(Activity): What is needed is a verbatim copy of every record below, with the pictures left out.

(Collected data entries):
▽
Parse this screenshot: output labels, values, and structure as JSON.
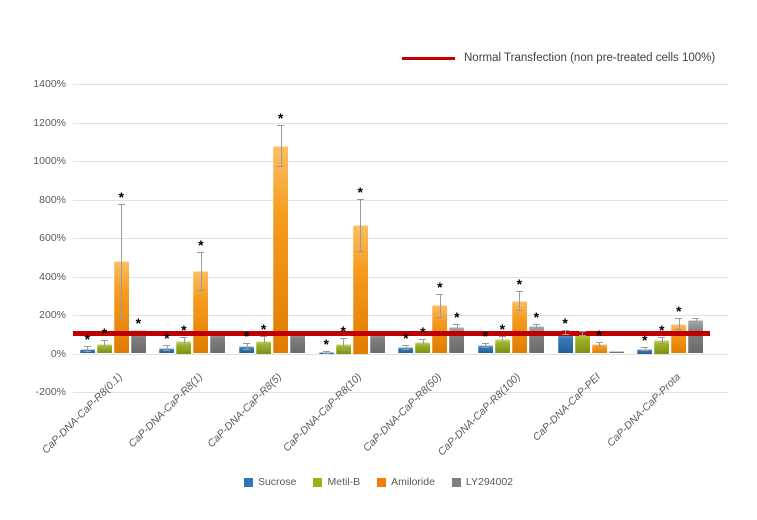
{
  "chart_data": {
    "type": "bar",
    "title": "",
    "xlabel": "",
    "ylabel": "",
    "ylim": [
      -200,
      1400
    ],
    "grid": true,
    "legend_position": "bottom",
    "y_ticks": [
      {
        "label": "1400%",
        "value": 1400
      },
      {
        "label": "1200%",
        "value": 1200
      },
      {
        "label": "1000%",
        "value": 1000
      },
      {
        "label": "800%",
        "value": 800
      },
      {
        "label": "600%",
        "value": 600
      },
      {
        "label": "400%",
        "value": 400
      },
      {
        "label": "200%",
        "value": 200
      },
      {
        "label": "0%",
        "value": 0
      },
      {
        "label": "-200%",
        "value": -200
      }
    ],
    "categories": [
      "CaP-DNA-CaP-R8(0.1)",
      "CaP-DNA-CaP-R8(1)",
      "CaP-DNA-CaP-R8(5)",
      "CaP-DNA-CaP-R8(10)",
      "CaP-DNA-CaP-R8(50)",
      "CaP-DNA-CaP-R8(100)",
      "CaP-DNA-CaP-PEI",
      "CaP-DNA-CaP-Prota"
    ],
    "series": [
      {
        "name": "Sucrose",
        "color": "#2E75B6",
        "gradient": [
          "#7FB0DA",
          "#3679B5",
          "#255E94"
        ],
        "values": [
          25,
          30,
          40,
          8,
          35,
          45,
          112,
          26
        ],
        "errors": [
          12,
          12,
          15,
          6,
          12,
          12,
          12,
          10
        ],
        "significant": [
          true,
          true,
          true,
          true,
          true,
          true,
          true,
          true
        ]
      },
      {
        "name": "Metil-B",
        "color": "#9CB020",
        "gradient": [
          "#C6D95E",
          "#9CB020",
          "#7E8F16"
        ],
        "values": [
          50,
          65,
          65,
          52,
          60,
          75,
          108,
          70
        ],
        "errors": [
          22,
          20,
          25,
          28,
          18,
          15,
          10,
          14
        ],
        "significant": [
          true,
          true,
          true,
          true,
          true,
          true,
          false,
          true
        ]
      },
      {
        "name": "Amiloride",
        "color": "#F07F09",
        "gradient": [
          "#FBBF62",
          "#F59B1E",
          "#E07C00"
        ],
        "values": [
          480,
          430,
          1080,
          670,
          250,
          275,
          50,
          155
        ],
        "errors": [
          295,
          100,
          105,
          135,
          58,
          48,
          12,
          28
        ],
        "significant": [
          true,
          true,
          true,
          true,
          true,
          true,
          true,
          true
        ]
      },
      {
        "name": "LY294002",
        "color": "#7F7F7F",
        "gradient": [
          "#ACACAC",
          "#7F7F7F",
          "#6A6A6A"
        ],
        "values": [
          120,
          110,
          115,
          112,
          140,
          145,
          15,
          175
        ],
        "errors": [
          0,
          0,
          0,
          0,
          12,
          10,
          0,
          8
        ],
        "significant": [
          true,
          false,
          false,
          false,
          true,
          true,
          false,
          false
        ]
      }
    ],
    "reference_line": {
      "label": "Normal Transfection (non pre-treated cells 100%)",
      "value": 100,
      "color": "#C00000"
    },
    "significance_marker": "*"
  }
}
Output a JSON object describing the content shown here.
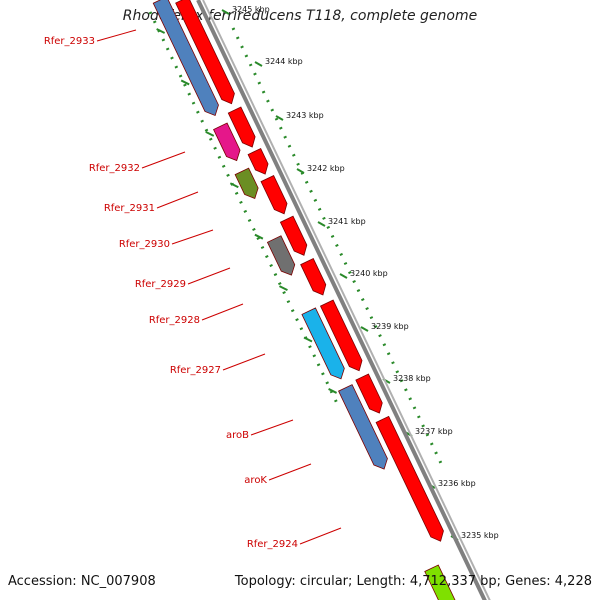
{
  "title": "Rhodoferax ferrireducens T118, complete genome",
  "footer": {
    "accession": "Accession: NC_007908",
    "summary": "Topology: circular; Length: 4,712,337 bp; Genes: 4,228"
  },
  "colors": {
    "cds_forward": "#ff0000",
    "backbone": "#808080",
    "ruler": "#2a8a2a",
    "label": "#cc0000"
  },
  "scale_labels": [
    "3245 kbp",
    "3244 kbp",
    "3243 kbp",
    "3242 kbp",
    "3241 kbp",
    "3240 kbp",
    "3239 kbp",
    "3238 kbp",
    "3237 kbp",
    "3236 kbp",
    "3235 kbp"
  ],
  "genes": [
    {
      "label": "Rfer_2933",
      "color": "#4f81bd"
    },
    {
      "label": "Rfer_2932",
      "color": "#e5178a"
    },
    {
      "label": "Rfer_2931",
      "color": "#6b8e23"
    },
    {
      "label": "Rfer_2930",
      "color": ""
    },
    {
      "label": "Rfer_2929",
      "color": "#707070"
    },
    {
      "label": "Rfer_2928",
      "color": ""
    },
    {
      "label": "Rfer_2927",
      "color": "#1ab2ea"
    },
    {
      "label": "aroB",
      "color": "#4f81bd"
    },
    {
      "label": "aroK",
      "color": "#4f81bd"
    },
    {
      "label": "Rfer_2924",
      "color": "#7fe000"
    }
  ]
}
△
(Task answer):
Parse this screenshot: output labels, values, and structure as JSON.
{
  "chart_data": {
    "type": "bar",
    "title": "",
    "xlabel": "",
    "ylabel": "",
    "ylim": [
      -200,
      1400
    ],
    "grid": true,
    "legend_position": "bottom",
    "y_ticks": [
      {
        "label": "1400%",
        "value": 1400
      },
      {
        "label": "1200%",
        "value": 1200
      },
      {
        "label": "1000%",
        "value": 1000
      },
      {
        "label": "800%",
        "value": 800
      },
      {
        "label": "600%",
        "value": 600
      },
      {
        "label": "400%",
        "value": 400
      },
      {
        "label": "200%",
        "value": 200
      },
      {
        "label": "0%",
        "value": 0
      },
      {
        "label": "-200%",
        "value": -200
      }
    ],
    "categories": [
      "CaP-DNA-CaP-R8(0.1)",
      "CaP-DNA-CaP-R8(1)",
      "CaP-DNA-CaP-R8(5)",
      "CaP-DNA-CaP-R8(10)",
      "CaP-DNA-CaP-R8(50)",
      "CaP-DNA-CaP-R8(100)",
      "CaP-DNA-CaP-PEI",
      "CaP-DNA-CaP-Prota"
    ],
    "series": [
      {
        "name": "Sucrose",
        "color": "#2E75B6",
        "gradient": [
          "#7FB0DA",
          "#3679B5",
          "#255E94"
        ],
        "values": [
          25,
          30,
          40,
          8,
          35,
          45,
          112,
          26
        ],
        "errors": [
          12,
          12,
          15,
          6,
          12,
          12,
          12,
          10
        ],
        "significant": [
          true,
          true,
          true,
          true,
          true,
          true,
          true,
          true
        ]
      },
      {
        "name": "Metil-B",
        "color": "#9CB020",
        "gradient": [
          "#C6D95E",
          "#9CB020",
          "#7E8F16"
        ],
        "values": [
          50,
          65,
          65,
          52,
          60,
          75,
          108,
          70
        ],
        "errors": [
          22,
          20,
          25,
          28,
          18,
          15,
          10,
          14
        ],
        "significant": [
          true,
          true,
          true,
          true,
          true,
          true,
          false,
          true
        ]
      },
      {
        "name": "Amiloride",
        "color": "#F07F09",
        "gradient": [
          "#FBBF62",
          "#F59B1E",
          "#E07C00"
        ],
        "values": [
          480,
          430,
          1080,
          670,
          250,
          275,
          50,
          155
        ],
        "errors": [
          295,
          100,
          105,
          135,
          58,
          48,
          12,
          28
        ],
        "significant": [
          true,
          true,
          true,
          true,
          true,
          true,
          true,
          true
        ]
      },
      {
        "name": "LY294002",
        "color": "#7F7F7F",
        "gradient": [
          "#ACACAC",
          "#7F7F7F",
          "#6A6A6A"
        ],
        "values": [
          120,
          110,
          115,
          112,
          140,
          145,
          15,
          175
        ],
        "errors": [
          0,
          0,
          0,
          0,
          12,
          10,
          0,
          8
        ],
        "significant": [
          true,
          false,
          false,
          false,
          true,
          true,
          false,
          false
        ]
      }
    ],
    "reference_line": {
      "label": "Normal Transfection (non pre-treated cells 100%)",
      "value": 100,
      "color": "#C00000"
    },
    "significance_marker": "*"
  }
}
Output a JSON object describing the content shown here.
{
  "title": "Rhodoferax ferrireducens T118, complete genome",
  "footer": {
    "accession": "Accession: NC_007908",
    "summary": "Topology: circular; Length: 4,712,337 bp; Genes: 4,228"
  },
  "colors": {
    "cds_forward": "#ff0000",
    "backbone": "#808080",
    "ruler": "#2a8a2a",
    "label": "#cc0000"
  },
  "scale_labels": [
    "3245 kbp",
    "3244 kbp",
    "3243 kbp",
    "3242 kbp",
    "3241 kbp",
    "3240 kbp",
    "3239 kbp",
    "3238 kbp",
    "3237 kbp",
    "3236 kbp",
    "3235 kbp"
  ],
  "genes": [
    {
      "label": "Rfer_2933",
      "color": "#4f81bd"
    },
    {
      "label": "Rfer_2932",
      "color": "#e5178a"
    },
    {
      "label": "Rfer_2931",
      "color": "#6b8e23"
    },
    {
      "label": "Rfer_2930",
      "color": ""
    },
    {
      "label": "Rfer_2929",
      "color": "#707070"
    },
    {
      "label": "Rfer_2928",
      "color": ""
    },
    {
      "label": "Rfer_2927",
      "color": "#1ab2ea"
    },
    {
      "label": "aroB",
      "color": "#4f81bd"
    },
    {
      "label": "aroK",
      "color": "#4f81bd"
    },
    {
      "label": "Rfer_2924",
      "color": "#7fe000"
    }
  ]
}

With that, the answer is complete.